-- START Supplied material --

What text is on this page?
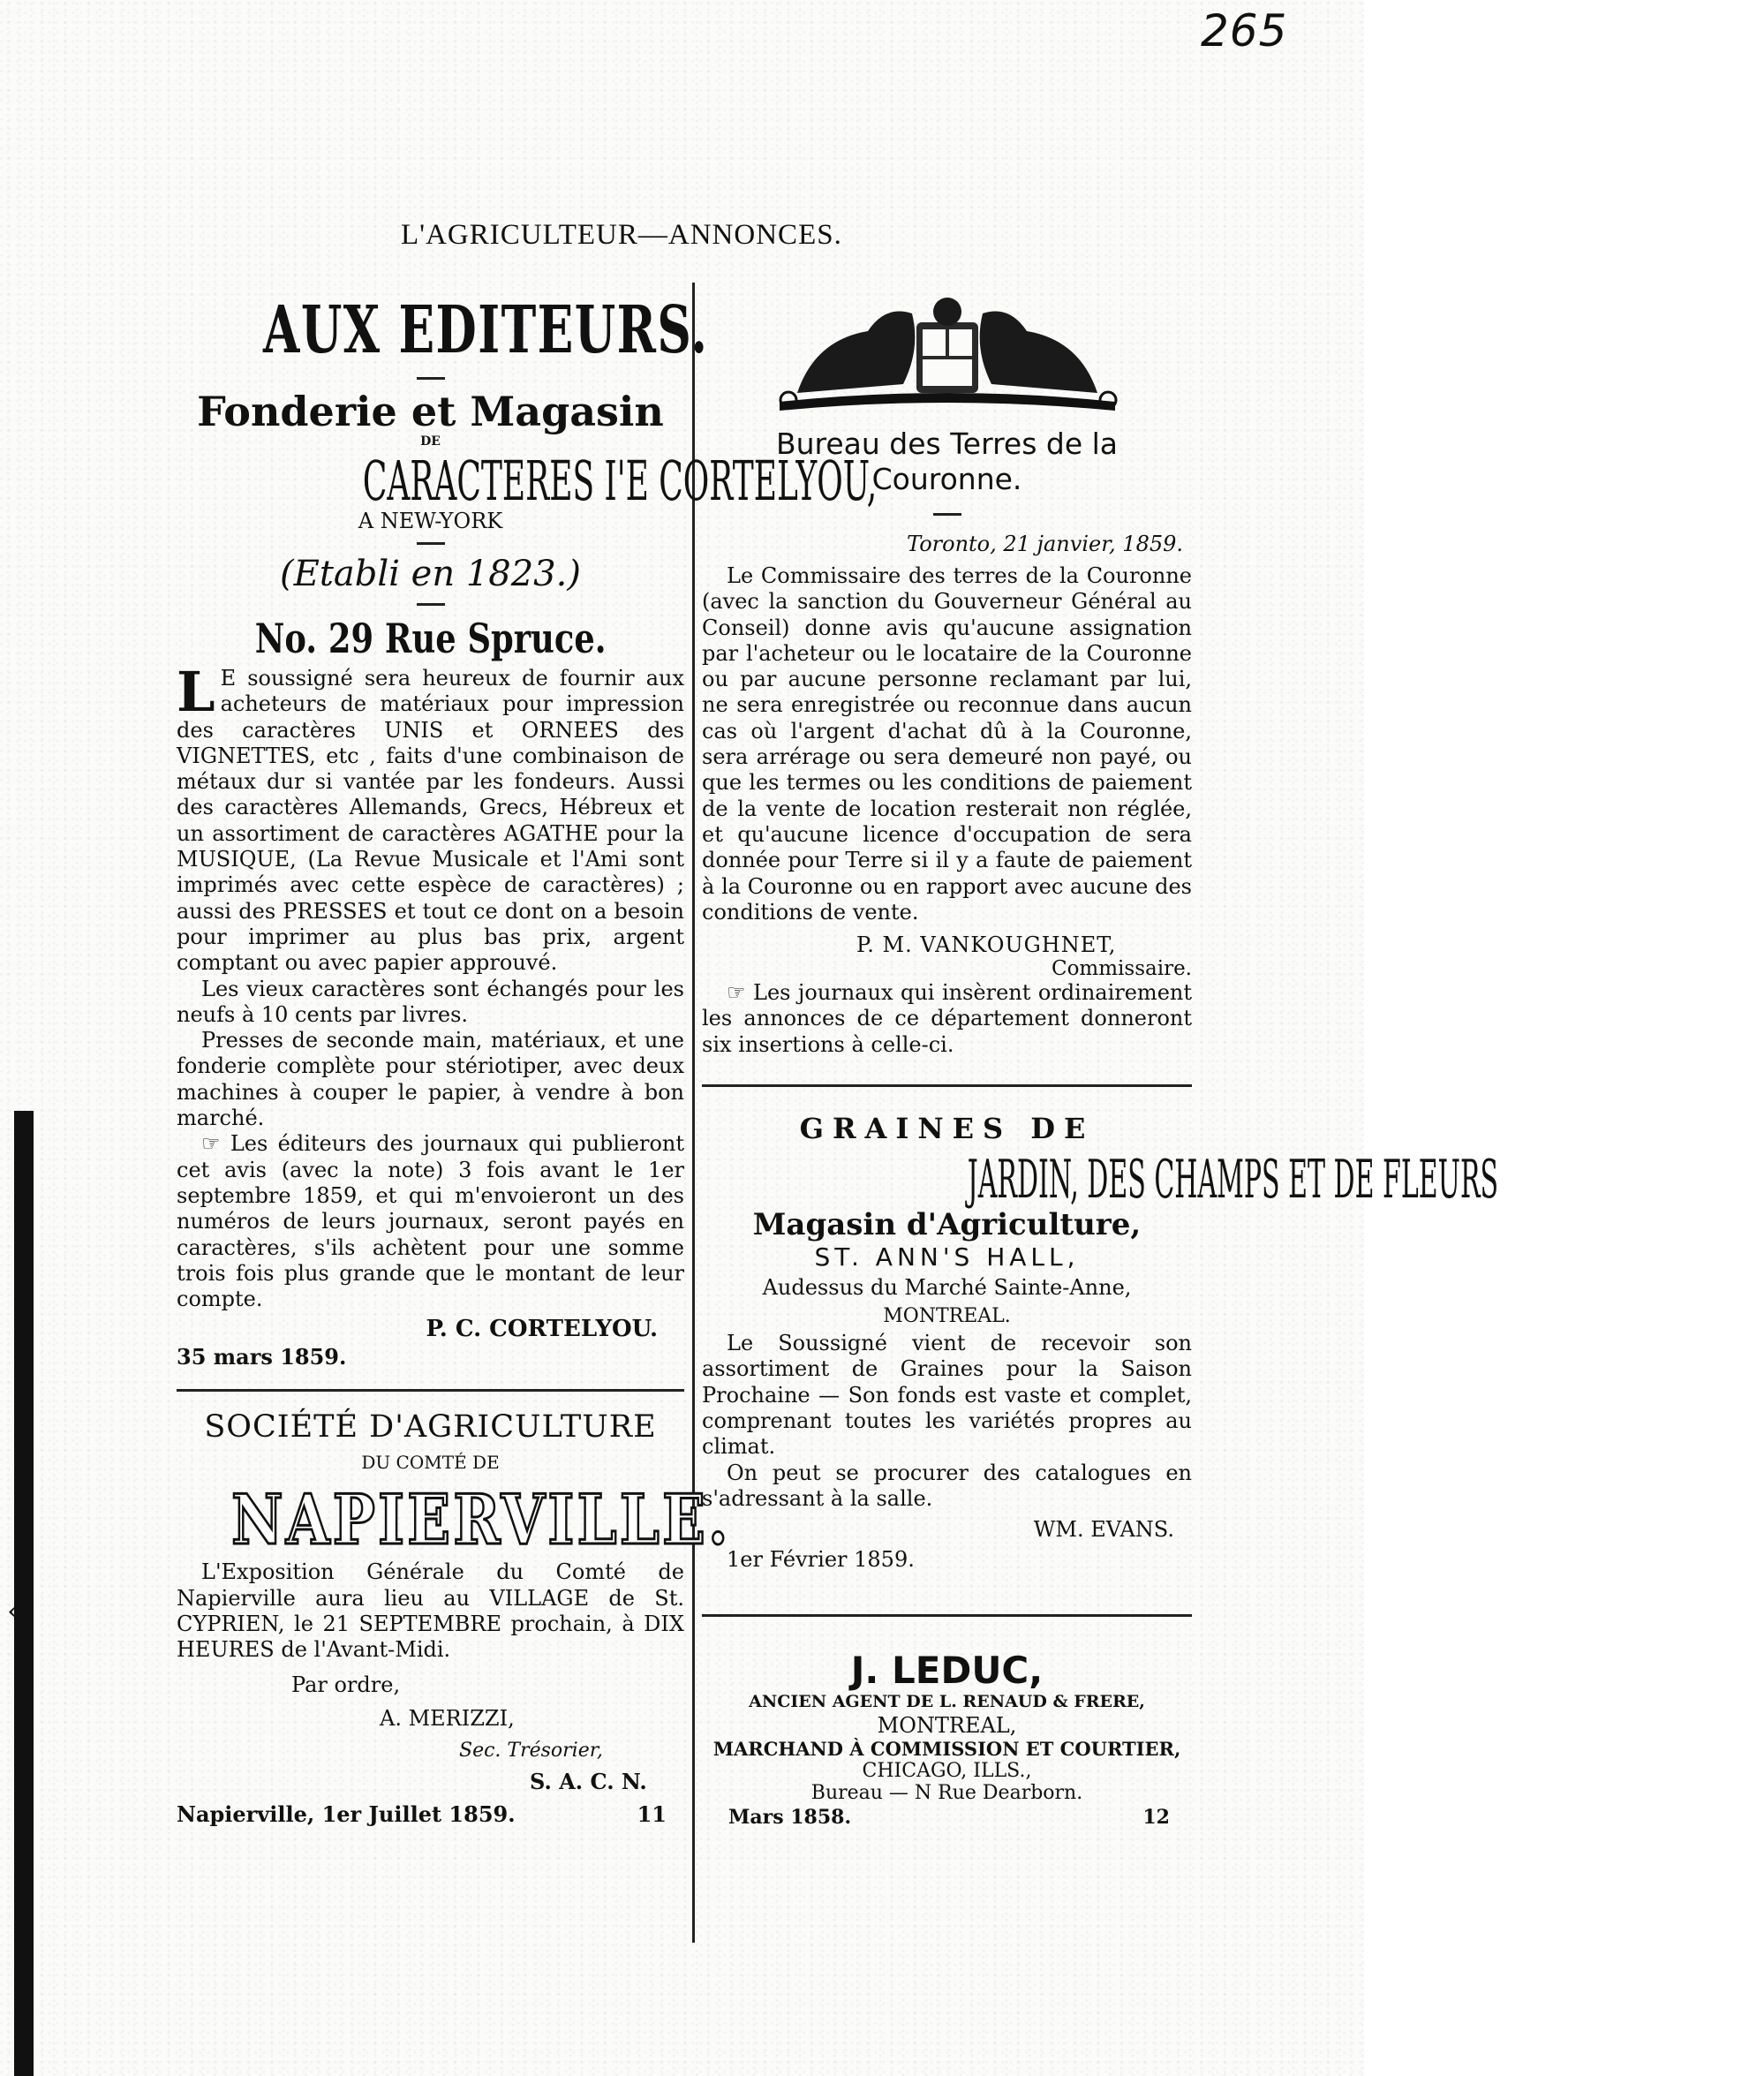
265
‹
L'AGRICULTEUR—ANNONCES.
AUX EDITEURS.
Fonderie et Magasin
DE
CARACTERES I'E CORTELYOU,
A NEW-YORK
(Etabli en 1823.)
No. 29 Rue Spruce.

L E soussigné sera heureux de fournir aux acheteurs de matériaux pour impression des caractères UNIS et ORNEES des VIGNETTES, etc , faits d'une combinaison de métaux dur si vantée par les fondeurs. Aussi des caractères Allemands, Grecs, Hébreux et un assortiment de caractères AGATHE pour la MUSIQUE, (La Revue Musicale et l'Ami sont imprimés avec cette espèce de caractères) ; aussi des PRESSES et tout ce dont on a besoin pour imprimer au plus bas prix, argent comptant ou avec papier approuvé.

Les vieux caractères sont échangés pour les neufs à 10 cents par livres.

Presses de seconde main, matériaux, et une fonderie complète pour stériotiper, avec deux machines à couper le papier, à vendre à bon marché.

☞ Les éditeurs des journaux qui publieront cet avis (avec la note) 3 fois avant le 1er septembre 1859, et qui m'envoieront un des numéros de leurs journaux, seront payés en caractères, s'ils achètent pour une somme trois fois plus grande que le montant de leur compte.

P. C. CORTELYOU.
35 mars 1859.
SOCIÉTÉ D'AGRICULTURE
DU COMTÉ DE
NAPIERVILLE.
L'Exposition Générale du Comté de Napierville aura lieu au VILLAGE de St. CYPRIEN, le 21 SEPTEMBRE prochain, à DIX HEURES de l'Avant-Midi.
Par ordre,
A. MERIZZI,
Sec. Trésorier,
S. A. C. N.
Napierville, 1er Juillet 1859.	11
Bureau des Terres de la Couronne.
Toronto, 21 janvier, 1859.
Le Commissaire des terres de la Couronne (avec la sanction du Gouverneur Général au Conseil) donne avis qu'aucune assignation par l'acheteur ou le locataire de la Couronne ou par aucune personne reclamant par lui, ne sera enregistrée ou reconnue dans aucun cas où l'argent d'achat dû à la Couronne, sera arrérage ou sera demeuré non payé, ou que les termes ou les conditions de paiement de la vente de location resterait non réglée, et qu'aucune licence d'occupation de sera donnée pour Terre si il y a faute de paiement à la Couronne ou en rapport avec aucune des conditions de vente.
P. M. VANKOUGHNET,
Commissaire.
☞ Les journaux qui insèrent ordinairement les annonces de ce département donneront six insertions à celle-ci.
GRAINES DE
JARDIN, DES CHAMPS ET DE FLEURS
Magasin d'Agriculture,
ST. ANN'S HALL,
Audessus du Marché Sainte-Anne,
MONTREAL.
Le Soussigné vient de recevoir son assortiment de Graines pour la Saison Prochaine — Son fonds est vaste et complet, comprenant toutes les variétés propres au climat.
On peut se procurer des catalogues en s'adressant à la salle.
WM. EVANS.
1er Février 1859.
J. LEDUC,
ANCIEN AGENT DE L. RENAUD & FRERE,
MONTREAL,
MARCHAND À COMMISSION ET COURTIER,
CHICAGO, ILLS.,
Bureau — N Rue Dearborn.
Mars 1858.	12
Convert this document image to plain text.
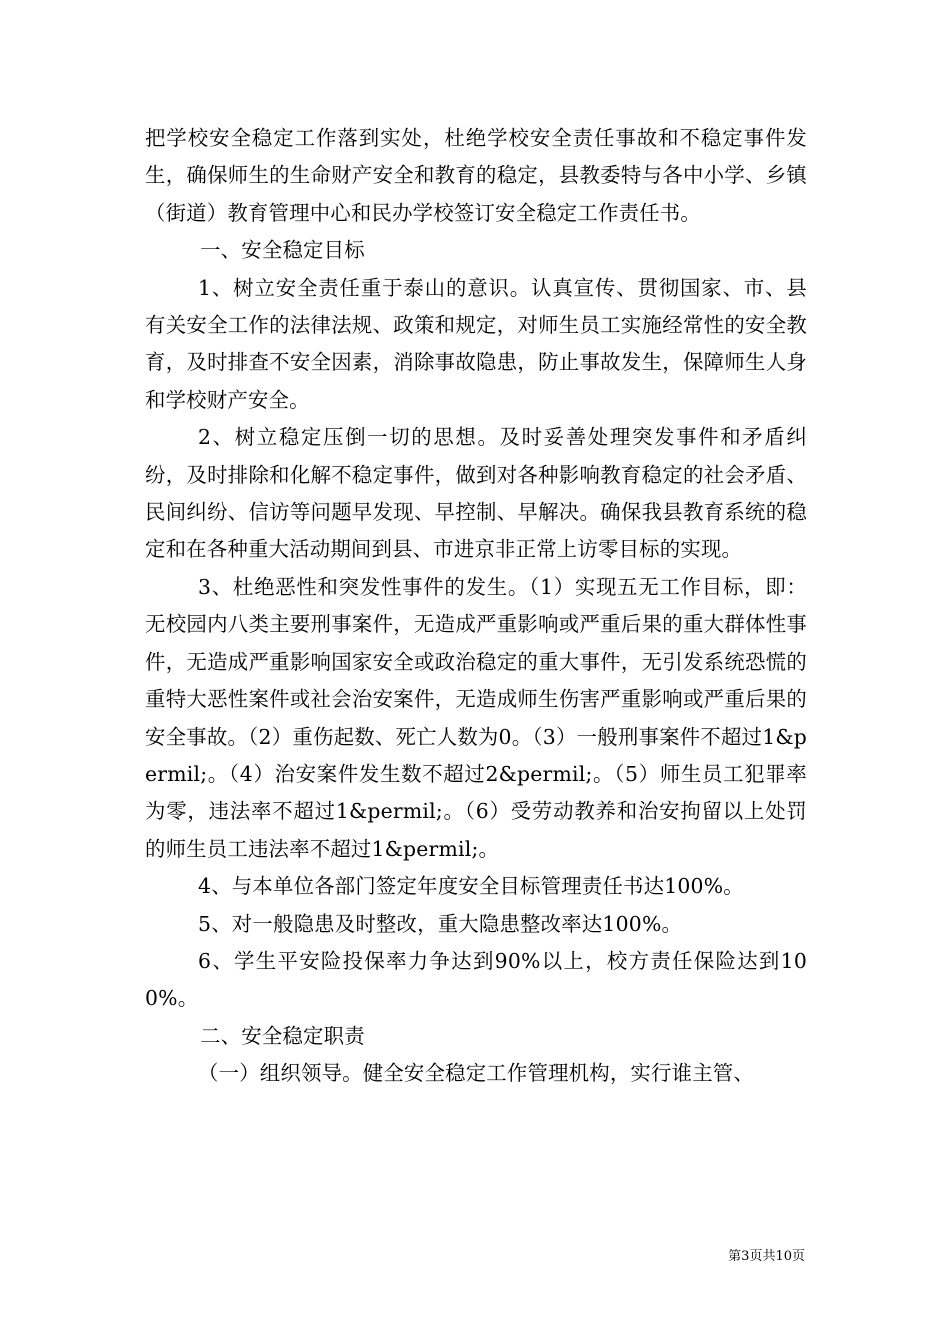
把学校安全稳定工作落到实处，杜绝学校安全责任事故和不稳定事件发生，确保师生的生命财产安全和教育的稳定，县教委特与各中小学、乡镇（街道）教育管理中心和民办学校签订安全稳定工作责任书。

一、安全稳定目标

1、树立安全责任重于泰山的意识。认真宣传、贯彻国家、市、县有关安全工作的法律法规、政策和规定，对师生员工实施经常性的安全教育，及时排查不安全因素，消除事故隐患，防止事故发生，保障师生人身和学校财产安全。

2、树立稳定压倒一切的思想。及时妥善处理突发事件和矛盾纠纷，及时排除和化解不稳定事件，做到对各种影响教育稳定的社会矛盾、民间纠纷、信访等问题早发现、早控制、早解决。确保我县教育系统的稳定和在各种重大活动期间到县、市进京非正常上访零目标的实现。

3、杜绝恶性和突发性事件的发生。（1）实现五无工作目标，即：无校园内八类主要刑事案件，无造成严重影响或严重后果的重大群体性事件，无造成严重影响国家安全或政治稳定的重大事件，无引发系统恐慌的重特大恶性案件或社会治安案件，无造成师生伤害严重影响或严重后果的安全事故。（2）重伤起数、死亡人数为0。（3）一般刑事案件不超过1&permil;。（4）治安案件发生数不超过2&permil;。（5）师生员工犯罪率为零，违法率不超过1&permil;。（6）受劳动教养和治安拘留以上处罚的师生员工违法率不超过1&permil;。

4、与本单位各部门签定年度安全目标管理责任书达100%。

5、对一般隐患及时整改，重大隐患整改率达100%。

6、学生平安险投保率力争达到90%以上，校方责任保险达到100%。

二、安全稳定职责

（一）组织领导。健全安全稳定工作管理机构，实行谁主管、

第3页共10页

-- END Supplied material --

- Task description: Pictures excluded, quote all the data above exactly.

- Task result:
What text is on this page?
265
‹
L'AGRICULTEUR—ANNONCES.
AUX EDITEURS.
Fonderie et Magasin
DE
CARACTERES I'E CORTELYOU,
A NEW-YORK
(Etabli en 1823.)
No. 29 Rue Spruce.

L E soussigné sera heureux de fournir aux acheteurs de matériaux pour impression des caractères UNIS et ORNEES des VIGNETTES, etc , faits d'une combinaison de métaux dur si vantée par les fondeurs. Aussi des caractères Allemands, Grecs, Hébreux et un assortiment de caractères AGATHE pour la MUSIQUE, (La Revue Musicale et l'Ami sont imprimés avec cette espèce de caractères) ; aussi des PRESSES et tout ce dont on a besoin pour imprimer au plus bas prix, argent comptant ou avec papier approuvé.

Les vieux caractères sont échangés pour les neufs à 10 cents par livres.

Presses de seconde main, matériaux, et une fonderie complète pour stériotiper, avec deux machines à couper le papier, à vendre à bon marché.

☞ Les éditeurs des journaux qui publieront cet avis (avec la note) 3 fois avant le 1er septembre 1859, et qui m'envoieront un des numéros de leurs journaux, seront payés en caractères, s'ils achètent pour une somme trois fois plus grande que le montant de leur compte.

P. C. CORTELYOU.
35 mars 1859.
SOCIÉTÉ D'AGRICULTURE
DU COMTÉ DE
NAPIERVILLE.
L'Exposition Générale du Comté de Napierville aura lieu au VILLAGE de St. CYPRIEN, le 21 SEPTEMBRE prochain, à DIX HEURES de l'Avant-Midi.
Par ordre,
A. MERIZZI,
Sec. Trésorier,
S. A. C. N.
Napierville, 1er Juillet 1859.	11
Bureau des Terres de la Couronne.
Toronto, 21 janvier, 1859.
Le Commissaire des terres de la Couronne (avec la sanction du Gouverneur Général au Conseil) donne avis qu'aucune assignation par l'acheteur ou le locataire de la Couronne ou par aucune personne reclamant par lui, ne sera enregistrée ou reconnue dans aucun cas où l'argent d'achat dû à la Couronne, sera arrérage ou sera demeuré non payé, ou que les termes ou les conditions de paiement de la vente de location resterait non réglée, et qu'aucune licence d'occupation de sera donnée pour Terre si il y a faute de paiement à la Couronne ou en rapport avec aucune des conditions de vente.
P. M. VANKOUGHNET,
Commissaire.
☞ Les journaux qui insèrent ordinairement les annonces de ce département donneront six insertions à celle-ci.
GRAINES DE
JARDIN, DES CHAMPS ET DE FLEURS
Magasin d'Agriculture,
ST. ANN'S HALL,
Audessus du Marché Sainte-Anne,
MONTREAL.
Le Soussigné vient de recevoir son assortiment de Graines pour la Saison Prochaine — Son fonds est vaste et complet, comprenant toutes les variétés propres au climat.
On peut se procurer des catalogues en s'adressant à la salle.
WM. EVANS.
1er Février 1859.
J. LEDUC,
ANCIEN AGENT DE L. RENAUD & FRERE,
MONTREAL,
MARCHAND À COMMISSION ET COURTIER,
CHICAGO, ILLS.,
Bureau — N Rue Dearborn.
Mars 1858.	12
Convert this document image to plain text.
把学校安全稳定工作落到实处，杜绝学校安全责任事故和不稳定事件发生，确保师生的生命财产安全和教育的稳定，县教委特与各中小学、乡镇（街道）教育管理中心和民办学校签订安全稳定工作责任书。

一、安全稳定目标

1、树立安全责任重于泰山的意识。认真宣传、贯彻国家、市、县有关安全工作的法律法规、政策和规定，对师生员工实施经常性的安全教育，及时排查不安全因素，消除事故隐患，防止事故发生，保障师生人身和学校财产安全。

2、树立稳定压倒一切的思想。及时妥善处理突发事件和矛盾纠纷，及时排除和化解不稳定事件，做到对各种影响教育稳定的社会矛盾、民间纠纷、信访等问题早发现、早控制、早解决。确保我县教育系统的稳定和在各种重大活动期间到县、市进京非正常上访零目标的实现。

3、杜绝恶性和突发性事件的发生。（1）实现五无工作目标，即：无校园内八类主要刑事案件，无造成严重影响或严重后果的重大群体性事件，无造成严重影响国家安全或政治稳定的重大事件，无引发系统恐慌的重特大恶性案件或社会治安案件，无造成师生伤害严重影响或严重后果的安全事故。（2）重伤起数、死亡人数为0。（3）一般刑事案件不超过1&permil;。（4）治安案件发生数不超过2&permil;。（5）师生员工犯罪率为零，违法率不超过1&permil;。（6）受劳动教养和治安拘留以上处罚的师生员工违法率不超过1&permil;。

4、与本单位各部门签定年度安全目标管理责任书达100%。

5、对一般隐患及时整改，重大隐患整改率达100%。

6、学生平安险投保率力争达到90%以上，校方责任保险达到100%。

二、安全稳定职责

（一）组织领导。健全安全稳定工作管理机构，实行谁主管、

第3页共10页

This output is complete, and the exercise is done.